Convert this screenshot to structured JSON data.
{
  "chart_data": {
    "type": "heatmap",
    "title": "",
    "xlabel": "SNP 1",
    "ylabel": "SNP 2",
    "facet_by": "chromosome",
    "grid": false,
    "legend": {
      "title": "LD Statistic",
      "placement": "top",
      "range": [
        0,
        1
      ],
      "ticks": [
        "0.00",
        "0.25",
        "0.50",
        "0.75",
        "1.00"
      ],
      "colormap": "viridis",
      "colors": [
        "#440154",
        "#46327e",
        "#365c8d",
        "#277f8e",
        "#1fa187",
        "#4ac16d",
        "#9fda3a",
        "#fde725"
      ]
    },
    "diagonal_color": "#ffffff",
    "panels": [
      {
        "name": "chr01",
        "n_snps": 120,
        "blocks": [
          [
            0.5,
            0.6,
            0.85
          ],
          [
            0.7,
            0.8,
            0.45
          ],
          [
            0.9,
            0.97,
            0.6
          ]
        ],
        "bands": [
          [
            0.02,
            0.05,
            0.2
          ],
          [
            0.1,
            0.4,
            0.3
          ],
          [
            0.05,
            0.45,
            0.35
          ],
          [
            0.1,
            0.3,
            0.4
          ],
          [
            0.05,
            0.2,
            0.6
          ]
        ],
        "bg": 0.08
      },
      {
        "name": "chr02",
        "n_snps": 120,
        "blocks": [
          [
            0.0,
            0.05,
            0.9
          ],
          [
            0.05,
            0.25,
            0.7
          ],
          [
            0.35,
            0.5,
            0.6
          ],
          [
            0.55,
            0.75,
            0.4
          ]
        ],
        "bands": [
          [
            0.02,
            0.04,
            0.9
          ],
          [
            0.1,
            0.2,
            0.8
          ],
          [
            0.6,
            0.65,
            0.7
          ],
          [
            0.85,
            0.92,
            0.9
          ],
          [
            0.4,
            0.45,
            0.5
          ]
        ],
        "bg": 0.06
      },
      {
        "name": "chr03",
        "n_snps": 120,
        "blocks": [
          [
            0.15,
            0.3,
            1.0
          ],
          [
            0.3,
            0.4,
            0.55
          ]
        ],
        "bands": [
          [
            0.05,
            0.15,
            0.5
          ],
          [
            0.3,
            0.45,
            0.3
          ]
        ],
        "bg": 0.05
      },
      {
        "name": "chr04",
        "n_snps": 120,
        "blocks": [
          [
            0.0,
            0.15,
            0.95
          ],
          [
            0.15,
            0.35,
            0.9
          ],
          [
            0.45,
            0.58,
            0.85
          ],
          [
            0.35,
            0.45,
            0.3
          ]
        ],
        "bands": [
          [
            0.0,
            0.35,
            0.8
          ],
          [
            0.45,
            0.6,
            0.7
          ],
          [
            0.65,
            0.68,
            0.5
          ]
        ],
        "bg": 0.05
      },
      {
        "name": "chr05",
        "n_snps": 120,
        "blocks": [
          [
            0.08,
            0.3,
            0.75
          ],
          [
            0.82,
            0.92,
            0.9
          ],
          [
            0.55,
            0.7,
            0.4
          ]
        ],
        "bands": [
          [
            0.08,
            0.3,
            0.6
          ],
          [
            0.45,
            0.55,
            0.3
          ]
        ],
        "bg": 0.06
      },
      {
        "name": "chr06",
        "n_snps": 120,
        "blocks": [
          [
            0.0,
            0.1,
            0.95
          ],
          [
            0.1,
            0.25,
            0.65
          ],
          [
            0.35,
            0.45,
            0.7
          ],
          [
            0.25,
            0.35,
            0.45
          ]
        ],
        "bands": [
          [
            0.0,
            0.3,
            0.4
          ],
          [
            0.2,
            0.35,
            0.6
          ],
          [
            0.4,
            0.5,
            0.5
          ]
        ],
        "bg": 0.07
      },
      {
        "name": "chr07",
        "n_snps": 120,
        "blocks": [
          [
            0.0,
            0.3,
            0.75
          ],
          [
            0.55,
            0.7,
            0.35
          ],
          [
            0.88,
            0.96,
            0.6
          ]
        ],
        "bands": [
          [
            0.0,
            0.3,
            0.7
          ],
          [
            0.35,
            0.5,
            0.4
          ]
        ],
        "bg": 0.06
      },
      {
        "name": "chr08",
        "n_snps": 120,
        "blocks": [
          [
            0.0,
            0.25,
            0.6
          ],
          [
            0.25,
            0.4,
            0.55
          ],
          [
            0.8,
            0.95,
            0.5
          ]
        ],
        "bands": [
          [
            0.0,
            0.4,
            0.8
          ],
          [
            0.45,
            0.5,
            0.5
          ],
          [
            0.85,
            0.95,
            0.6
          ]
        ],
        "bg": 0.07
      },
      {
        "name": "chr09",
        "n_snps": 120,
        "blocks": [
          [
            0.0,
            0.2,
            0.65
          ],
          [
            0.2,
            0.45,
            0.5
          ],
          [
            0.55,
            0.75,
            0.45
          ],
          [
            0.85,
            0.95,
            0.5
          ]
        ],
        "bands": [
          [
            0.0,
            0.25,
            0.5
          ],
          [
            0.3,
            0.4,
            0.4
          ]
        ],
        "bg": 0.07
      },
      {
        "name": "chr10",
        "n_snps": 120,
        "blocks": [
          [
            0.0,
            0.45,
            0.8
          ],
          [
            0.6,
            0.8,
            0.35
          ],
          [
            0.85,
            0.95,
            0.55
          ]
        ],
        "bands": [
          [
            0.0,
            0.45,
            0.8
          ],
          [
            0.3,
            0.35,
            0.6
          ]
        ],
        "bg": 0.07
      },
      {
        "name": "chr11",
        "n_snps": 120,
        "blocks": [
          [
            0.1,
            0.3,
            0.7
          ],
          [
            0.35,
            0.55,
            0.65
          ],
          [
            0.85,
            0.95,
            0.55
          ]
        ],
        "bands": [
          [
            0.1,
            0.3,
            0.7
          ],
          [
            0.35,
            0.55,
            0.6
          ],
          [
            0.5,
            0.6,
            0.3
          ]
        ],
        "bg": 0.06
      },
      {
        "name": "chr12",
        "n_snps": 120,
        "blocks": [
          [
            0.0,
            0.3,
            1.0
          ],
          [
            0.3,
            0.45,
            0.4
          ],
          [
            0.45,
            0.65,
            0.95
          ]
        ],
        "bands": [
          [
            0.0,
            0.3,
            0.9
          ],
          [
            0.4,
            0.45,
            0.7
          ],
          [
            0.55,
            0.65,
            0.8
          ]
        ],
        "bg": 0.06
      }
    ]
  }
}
#####
:: Short task ::
Go through the records above and retype each one exactly.

:: Final result ::
Convert this screenshot to structured JSON data.
{
  "chart_data": {
    "type": "heatmap",
    "title": "",
    "xlabel": "SNP 1",
    "ylabel": "SNP 2",
    "facet_by": "chromosome",
    "grid": false,
    "legend": {
      "title": "LD Statistic",
      "placement": "top",
      "range": [
        0,
        1
      ],
      "ticks": [
        "0.00",
        "0.25",
        "0.50",
        "0.75",
        "1.00"
      ],
      "colormap": "viridis",
      "colors": [
        "#440154",
        "#46327e",
        "#365c8d",
        "#277f8e",
        "#1fa187",
        "#4ac16d",
        "#9fda3a",
        "#fde725"
      ]
    },
    "diagonal_color": "#ffffff",
    "panels": [
      {
        "name": "chr01",
        "n_snps": 120,
        "blocks": [
          [
            0.5,
            0.6,
            0.85
          ],
          [
            0.7,
            0.8,
            0.45
          ],
          [
            0.9,
            0.97,
            0.6
          ]
        ],
        "bands": [
          [
            0.02,
            0.05,
            0.2
          ],
          [
            0.1,
            0.4,
            0.3
          ],
          [
            0.05,
            0.45,
            0.35
          ],
          [
            0.1,
            0.3,
            0.4
          ],
          [
            0.05,
            0.2,
            0.6
          ]
        ],
        "bg": 0.08
      },
      {
        "name": "chr02",
        "n_snps": 120,
        "blocks": [
          [
            0.0,
            0.05,
            0.9
          ],
          [
            0.05,
            0.25,
            0.7
          ],
          [
            0.35,
            0.5,
            0.6
          ],
          [
            0.55,
            0.75,
            0.4
          ]
        ],
        "bands": [
          [
            0.02,
            0.04,
            0.9
          ],
          [
            0.1,
            0.2,
            0.8
          ],
          [
            0.6,
            0.65,
            0.7
          ],
          [
            0.85,
            0.92,
            0.9
          ],
          [
            0.4,
            0.45,
            0.5
          ]
        ],
        "bg": 0.06
      },
      {
        "name": "chr03",
        "n_snps": 120,
        "blocks": [
          [
            0.15,
            0.3,
            1.0
          ],
          [
            0.3,
            0.4,
            0.55
          ]
        ],
        "bands": [
          [
            0.05,
            0.15,
            0.5
          ],
          [
            0.3,
            0.45,
            0.3
          ]
        ],
        "bg": 0.05
      },
      {
        "name": "chr04",
        "n_snps": 120,
        "blocks": [
          [
            0.0,
            0.15,
            0.95
          ],
          [
            0.15,
            0.35,
            0.9
          ],
          [
            0.45,
            0.58,
            0.85
          ],
          [
            0.35,
            0.45,
            0.3
          ]
        ],
        "bands": [
          [
            0.0,
            0.35,
            0.8
          ],
          [
            0.45,
            0.6,
            0.7
          ],
          [
            0.65,
            0.68,
            0.5
          ]
        ],
        "bg": 0.05
      },
      {
        "name": "chr05",
        "n_snps": 120,
        "blocks": [
          [
            0.08,
            0.3,
            0.75
          ],
          [
            0.82,
            0.92,
            0.9
          ],
          [
            0.55,
            0.7,
            0.4
          ]
        ],
        "bands": [
          [
            0.08,
            0.3,
            0.6
          ],
          [
            0.45,
            0.55,
            0.3
          ]
        ],
        "bg": 0.06
      },
      {
        "name": "chr06",
        "n_snps": 120,
        "blocks": [
          [
            0.0,
            0.1,
            0.95
          ],
          [
            0.1,
            0.25,
            0.65
          ],
          [
            0.35,
            0.45,
            0.7
          ],
          [
            0.25,
            0.35,
            0.45
          ]
        ],
        "bands": [
          [
            0.0,
            0.3,
            0.4
          ],
          [
            0.2,
            0.35,
            0.6
          ],
          [
            0.4,
            0.5,
            0.5
          ]
        ],
        "bg": 0.07
      },
      {
        "name": "chr07",
        "n_snps": 120,
        "blocks": [
          [
            0.0,
            0.3,
            0.75
          ],
          [
            0.55,
            0.7,
            0.35
          ],
          [
            0.88,
            0.96,
            0.6
          ]
        ],
        "bands": [
          [
            0.0,
            0.3,
            0.7
          ],
          [
            0.35,
            0.5,
            0.4
          ]
        ],
        "bg": 0.06
      },
      {
        "name": "chr08",
        "n_snps": 120,
        "blocks": [
          [
            0.0,
            0.25,
            0.6
          ],
          [
            0.25,
            0.4,
            0.55
          ],
          [
            0.8,
            0.95,
            0.5
          ]
        ],
        "bands": [
          [
            0.0,
            0.4,
            0.8
          ],
          [
            0.45,
            0.5,
            0.5
          ],
          [
            0.85,
            0.95,
            0.6
          ]
        ],
        "bg": 0.07
      },
      {
        "name": "chr09",
        "n_snps": 120,
        "blocks": [
          [
            0.0,
            0.2,
            0.65
          ],
          [
            0.2,
            0.45,
            0.5
          ],
          [
            0.55,
            0.75,
            0.45
          ],
          [
            0.85,
            0.95,
            0.5
          ]
        ],
        "bands": [
          [
            0.0,
            0.25,
            0.5
          ],
          [
            0.3,
            0.4,
            0.4
          ]
        ],
        "bg": 0.07
      },
      {
        "name": "chr10",
        "n_snps": 120,
        "blocks": [
          [
            0.0,
            0.45,
            0.8
          ],
          [
            0.6,
            0.8,
            0.35
          ],
          [
            0.85,
            0.95,
            0.55
          ]
        ],
        "bands": [
          [
            0.0,
            0.45,
            0.8
          ],
          [
            0.3,
            0.35,
            0.6
          ]
        ],
        "bg": 0.07
      },
      {
        "name": "chr11",
        "n_snps": 120,
        "blocks": [
          [
            0.1,
            0.3,
            0.7
          ],
          [
            0.35,
            0.55,
            0.65
          ],
          [
            0.85,
            0.95,
            0.55
          ]
        ],
        "bands": [
          [
            0.1,
            0.3,
            0.7
          ],
          [
            0.35,
            0.55,
            0.6
          ],
          [
            0.5,
            0.6,
            0.3
          ]
        ],
        "bg": 0.06
      },
      {
        "name": "chr12",
        "n_snps": 120,
        "blocks": [
          [
            0.0,
            0.3,
            1.0
          ],
          [
            0.3,
            0.45,
            0.4
          ],
          [
            0.45,
            0.65,
            0.95
          ]
        ],
        "bands": [
          [
            0.0,
            0.3,
            0.9
          ],
          [
            0.4,
            0.45,
            0.7
          ],
          [
            0.55,
            0.65,
            0.8
          ]
        ],
        "bg": 0.06
      }
    ]
  }
}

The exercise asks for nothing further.